■ **Exercise aim**:
Each line of the listing must be transcribed exactly, except for the images, which should be excluded.

•••••

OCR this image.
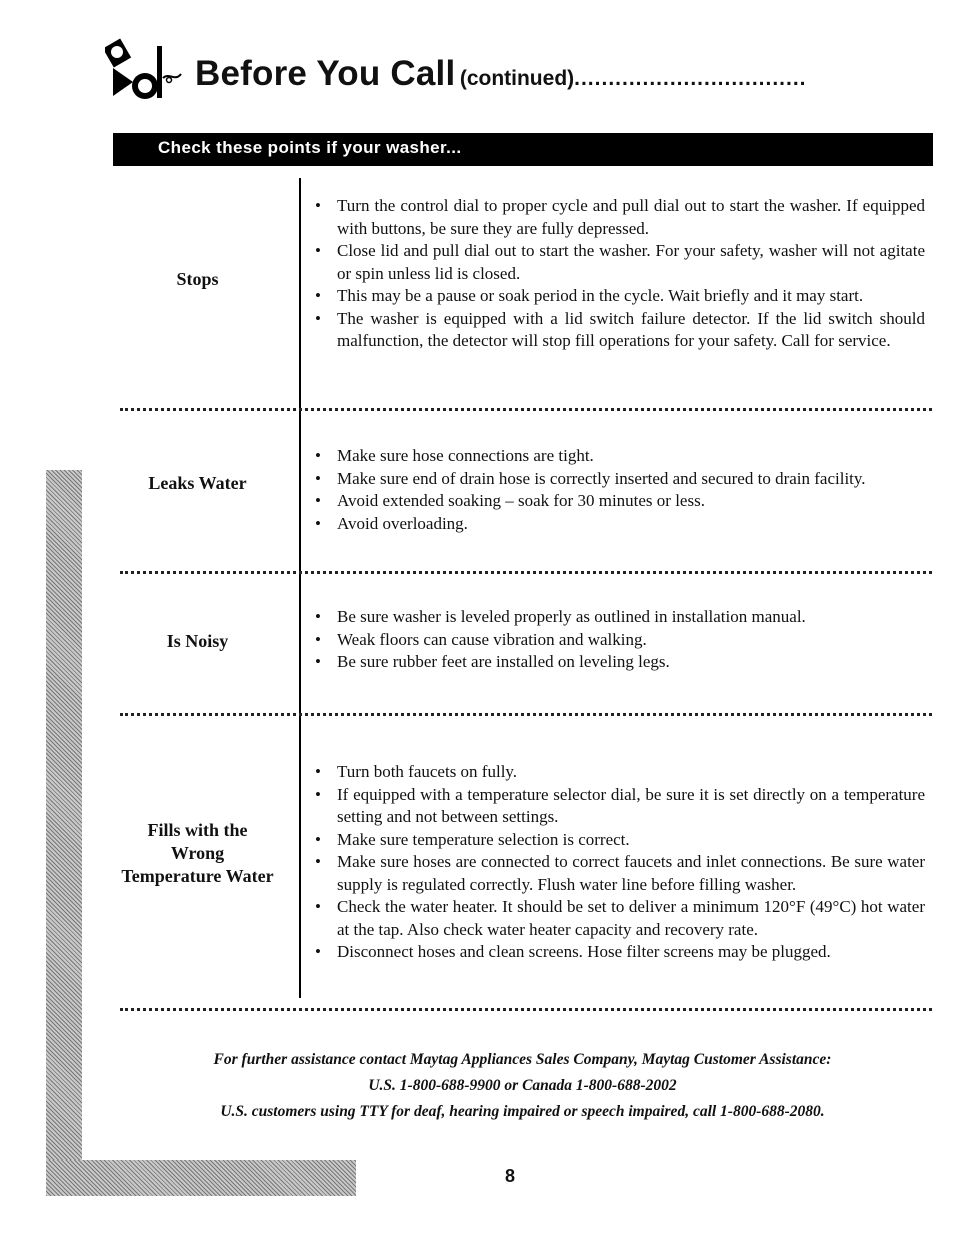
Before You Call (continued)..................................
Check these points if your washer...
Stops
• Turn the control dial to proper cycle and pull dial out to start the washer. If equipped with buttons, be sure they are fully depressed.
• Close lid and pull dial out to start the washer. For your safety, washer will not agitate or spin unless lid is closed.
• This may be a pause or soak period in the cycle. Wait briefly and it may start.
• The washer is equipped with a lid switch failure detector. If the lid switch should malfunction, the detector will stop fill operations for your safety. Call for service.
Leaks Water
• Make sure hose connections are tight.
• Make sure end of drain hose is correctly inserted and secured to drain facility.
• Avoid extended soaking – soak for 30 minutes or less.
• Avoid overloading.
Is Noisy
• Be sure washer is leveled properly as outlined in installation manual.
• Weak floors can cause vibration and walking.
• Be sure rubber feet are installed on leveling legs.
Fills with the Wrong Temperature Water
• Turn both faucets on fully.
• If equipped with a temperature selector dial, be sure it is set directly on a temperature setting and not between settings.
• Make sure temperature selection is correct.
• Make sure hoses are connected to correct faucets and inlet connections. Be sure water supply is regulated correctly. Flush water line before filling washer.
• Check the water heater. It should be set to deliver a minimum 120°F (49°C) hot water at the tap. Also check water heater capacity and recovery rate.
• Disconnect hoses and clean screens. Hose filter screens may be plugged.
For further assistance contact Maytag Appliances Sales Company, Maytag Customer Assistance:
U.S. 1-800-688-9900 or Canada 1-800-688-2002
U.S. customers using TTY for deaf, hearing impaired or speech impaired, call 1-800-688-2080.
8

•••••

■ **The completed task**:
OCR this image.
Before You Call (continued)..................................
Check these points if your washer...
Stops
• Turn the control dial to proper cycle and pull dial out to start the washer. If equipped with buttons, be sure they are fully depressed.
• Close lid and pull dial out to start the washer. For your safety, washer will not agitate or spin unless lid is closed.
• This may be a pause or soak period in the cycle. Wait briefly and it may start.
• The washer is equipped with a lid switch failure detector. If the lid switch should malfunction, the detector will stop fill operations for your safety. Call for service.
Leaks Water
• Make sure hose connections are tight.
• Make sure end of drain hose is correctly inserted and secured to drain facility.
• Avoid extended soaking – soak for 30 minutes or less.
• Avoid overloading.
Is Noisy
• Be sure washer is leveled properly as outlined in installation manual.
• Weak floors can cause vibration and walking.
• Be sure rubber feet are installed on leveling legs.
Fills with the Wrong Temperature Water
• Turn both faucets on fully.
• If equipped with a temperature selector dial, be sure it is set directly on a temperature setting and not between settings.
• Make sure temperature selection is correct.
• Make sure hoses are connected to correct faucets and inlet connections. Be sure water supply is regulated correctly. Flush water line before filling washer.
• Check the water heater. It should be set to deliver a minimum 120°F (49°C) hot water at the tap. Also check water heater capacity and recovery rate.
• Disconnect hoses and clean screens. Hose filter screens may be plugged.
For further assistance contact Maytag Appliances Sales Company, Maytag Customer Assistance:
U.S. 1-800-688-9900 or Canada 1-800-688-2002
U.S. customers using TTY for deaf, hearing impaired or speech impaired, call 1-800-688-2080.
8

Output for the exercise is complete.